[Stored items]
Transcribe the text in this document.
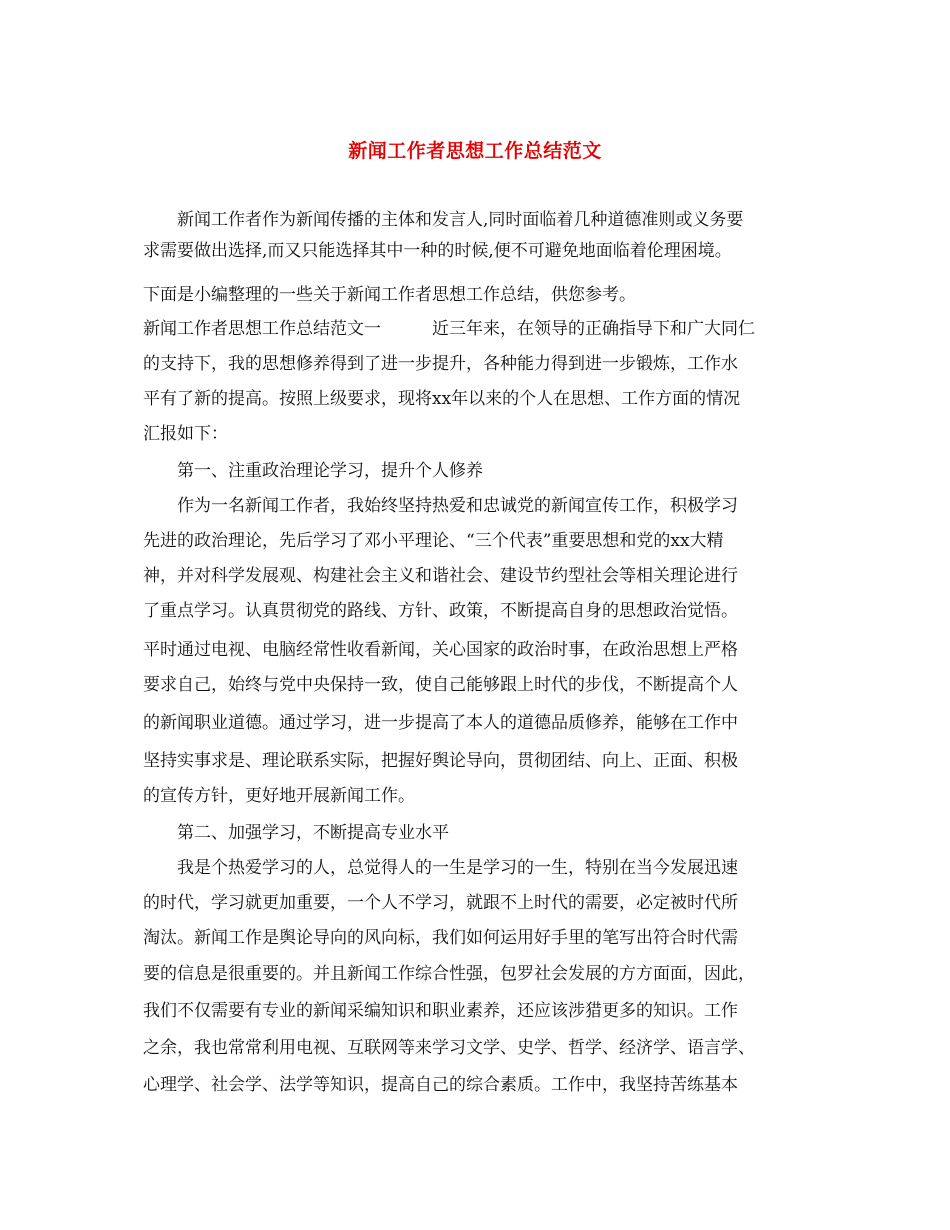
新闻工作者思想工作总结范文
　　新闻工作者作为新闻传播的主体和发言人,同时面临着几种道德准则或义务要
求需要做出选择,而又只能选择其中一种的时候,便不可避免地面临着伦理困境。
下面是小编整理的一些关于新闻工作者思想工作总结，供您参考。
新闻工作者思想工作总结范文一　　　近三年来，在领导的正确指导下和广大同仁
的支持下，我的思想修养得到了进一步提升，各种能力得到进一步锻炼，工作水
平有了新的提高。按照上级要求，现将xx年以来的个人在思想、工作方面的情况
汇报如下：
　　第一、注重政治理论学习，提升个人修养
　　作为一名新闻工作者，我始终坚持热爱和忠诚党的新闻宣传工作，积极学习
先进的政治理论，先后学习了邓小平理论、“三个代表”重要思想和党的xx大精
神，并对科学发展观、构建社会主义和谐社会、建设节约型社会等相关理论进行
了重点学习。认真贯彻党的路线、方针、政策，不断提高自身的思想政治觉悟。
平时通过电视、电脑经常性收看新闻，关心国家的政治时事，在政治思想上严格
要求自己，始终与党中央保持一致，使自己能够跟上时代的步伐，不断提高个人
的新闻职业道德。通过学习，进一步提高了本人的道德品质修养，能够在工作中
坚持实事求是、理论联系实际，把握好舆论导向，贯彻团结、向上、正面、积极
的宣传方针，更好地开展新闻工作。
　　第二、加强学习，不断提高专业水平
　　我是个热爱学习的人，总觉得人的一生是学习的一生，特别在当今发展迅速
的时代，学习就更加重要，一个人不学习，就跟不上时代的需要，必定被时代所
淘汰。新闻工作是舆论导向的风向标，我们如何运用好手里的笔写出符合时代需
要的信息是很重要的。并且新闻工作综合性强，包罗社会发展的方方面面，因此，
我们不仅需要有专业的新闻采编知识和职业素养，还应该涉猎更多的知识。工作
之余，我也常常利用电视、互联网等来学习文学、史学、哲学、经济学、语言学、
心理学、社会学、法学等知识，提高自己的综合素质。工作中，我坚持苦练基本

---

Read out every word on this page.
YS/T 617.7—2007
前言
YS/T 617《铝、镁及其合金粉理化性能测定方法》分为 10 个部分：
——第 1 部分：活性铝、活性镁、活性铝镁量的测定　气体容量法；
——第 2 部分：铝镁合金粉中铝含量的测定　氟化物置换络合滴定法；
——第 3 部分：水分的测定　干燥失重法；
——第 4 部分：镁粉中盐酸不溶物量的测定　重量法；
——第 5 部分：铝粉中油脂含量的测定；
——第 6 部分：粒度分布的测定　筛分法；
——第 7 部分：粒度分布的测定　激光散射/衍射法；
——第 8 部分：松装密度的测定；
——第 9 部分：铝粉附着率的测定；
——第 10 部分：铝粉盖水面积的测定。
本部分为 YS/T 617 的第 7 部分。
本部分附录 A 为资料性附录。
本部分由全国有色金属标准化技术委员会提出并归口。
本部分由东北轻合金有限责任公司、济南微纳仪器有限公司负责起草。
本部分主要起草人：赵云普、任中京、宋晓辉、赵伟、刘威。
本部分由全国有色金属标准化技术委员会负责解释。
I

---

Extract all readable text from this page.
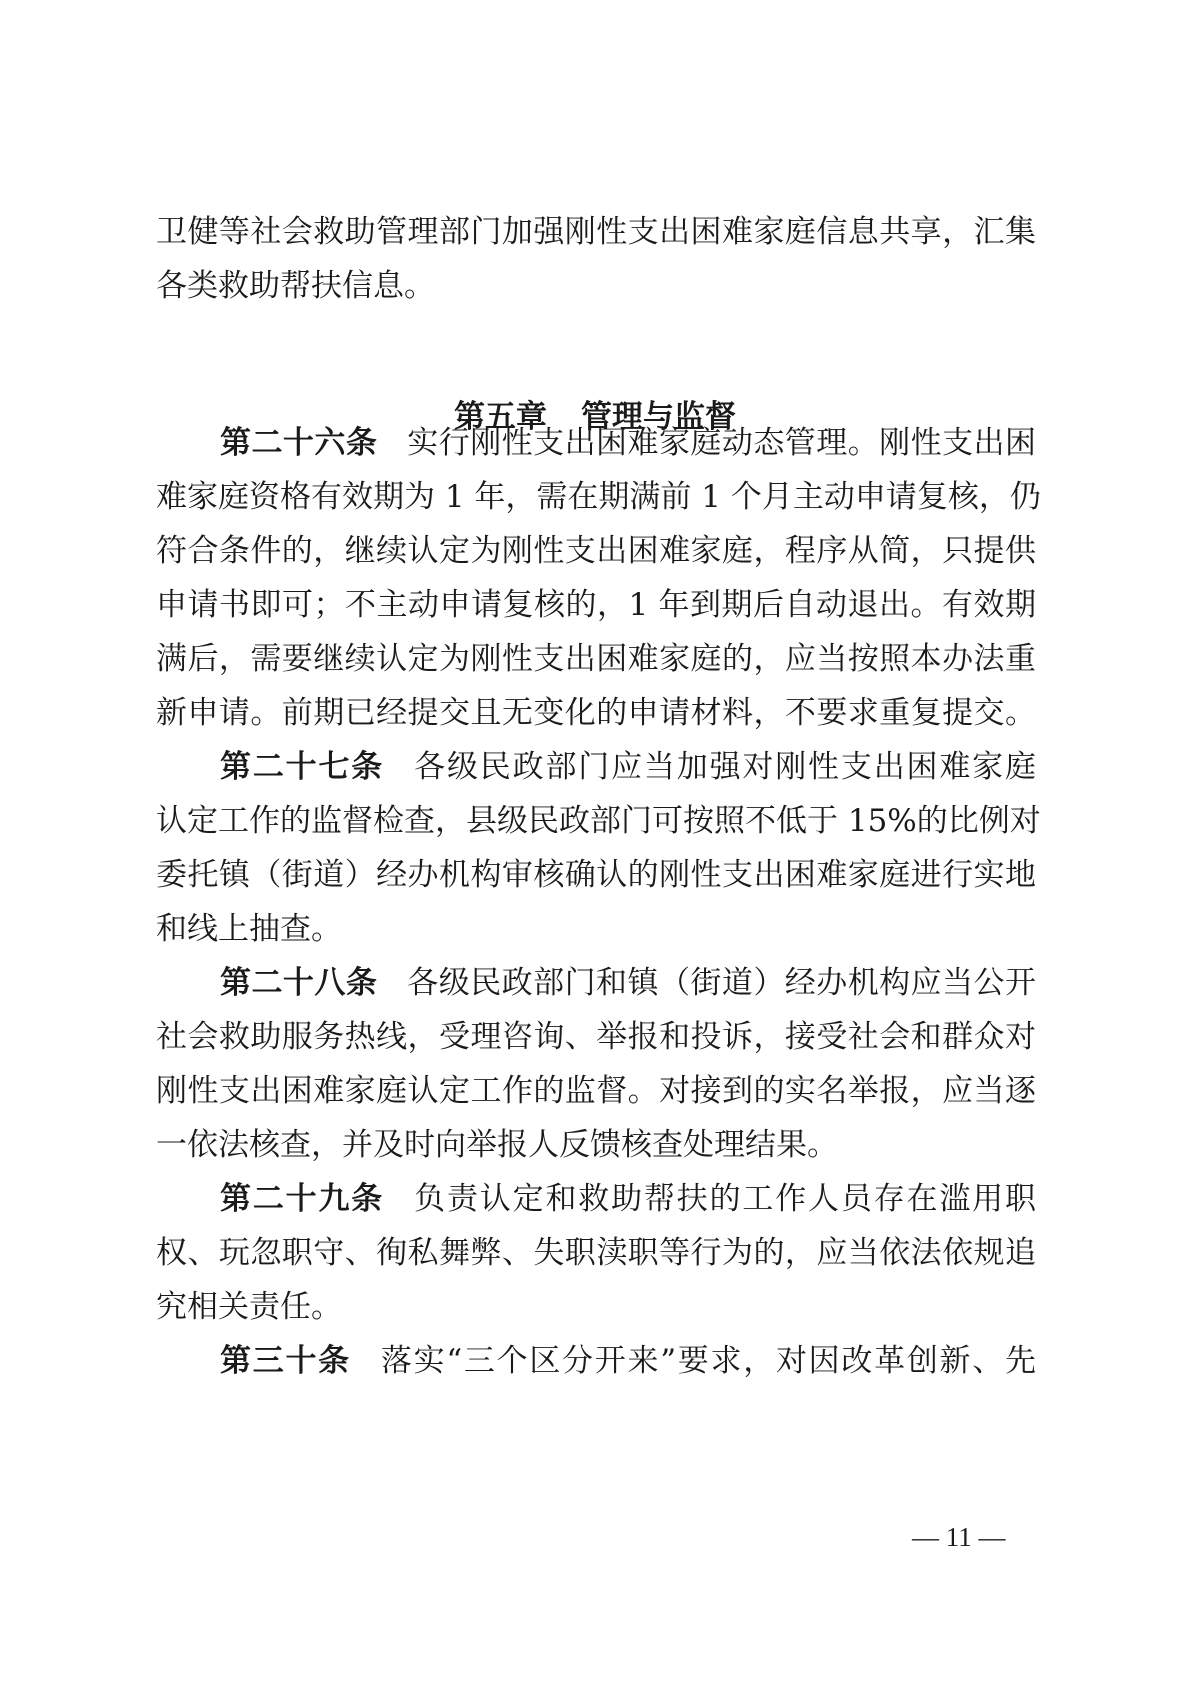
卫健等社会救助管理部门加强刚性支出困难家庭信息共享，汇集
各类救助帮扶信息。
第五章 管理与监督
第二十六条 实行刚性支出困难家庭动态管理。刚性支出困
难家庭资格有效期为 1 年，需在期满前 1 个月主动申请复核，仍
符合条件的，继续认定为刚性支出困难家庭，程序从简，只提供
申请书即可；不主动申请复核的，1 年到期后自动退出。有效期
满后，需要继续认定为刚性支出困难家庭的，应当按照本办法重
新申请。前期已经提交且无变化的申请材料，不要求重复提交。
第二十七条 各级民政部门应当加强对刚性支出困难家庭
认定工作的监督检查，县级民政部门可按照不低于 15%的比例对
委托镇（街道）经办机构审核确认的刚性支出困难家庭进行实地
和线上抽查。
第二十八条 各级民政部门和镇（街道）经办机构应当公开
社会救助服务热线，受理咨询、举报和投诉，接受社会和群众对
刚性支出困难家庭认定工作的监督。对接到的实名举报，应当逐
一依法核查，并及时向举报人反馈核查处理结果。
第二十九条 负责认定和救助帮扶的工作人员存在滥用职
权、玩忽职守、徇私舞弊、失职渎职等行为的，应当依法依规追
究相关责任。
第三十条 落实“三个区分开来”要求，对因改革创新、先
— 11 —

Stated problem: Respond with the number of lines containing "粒度分布的测定" and no additional words.

Finished exercise: 2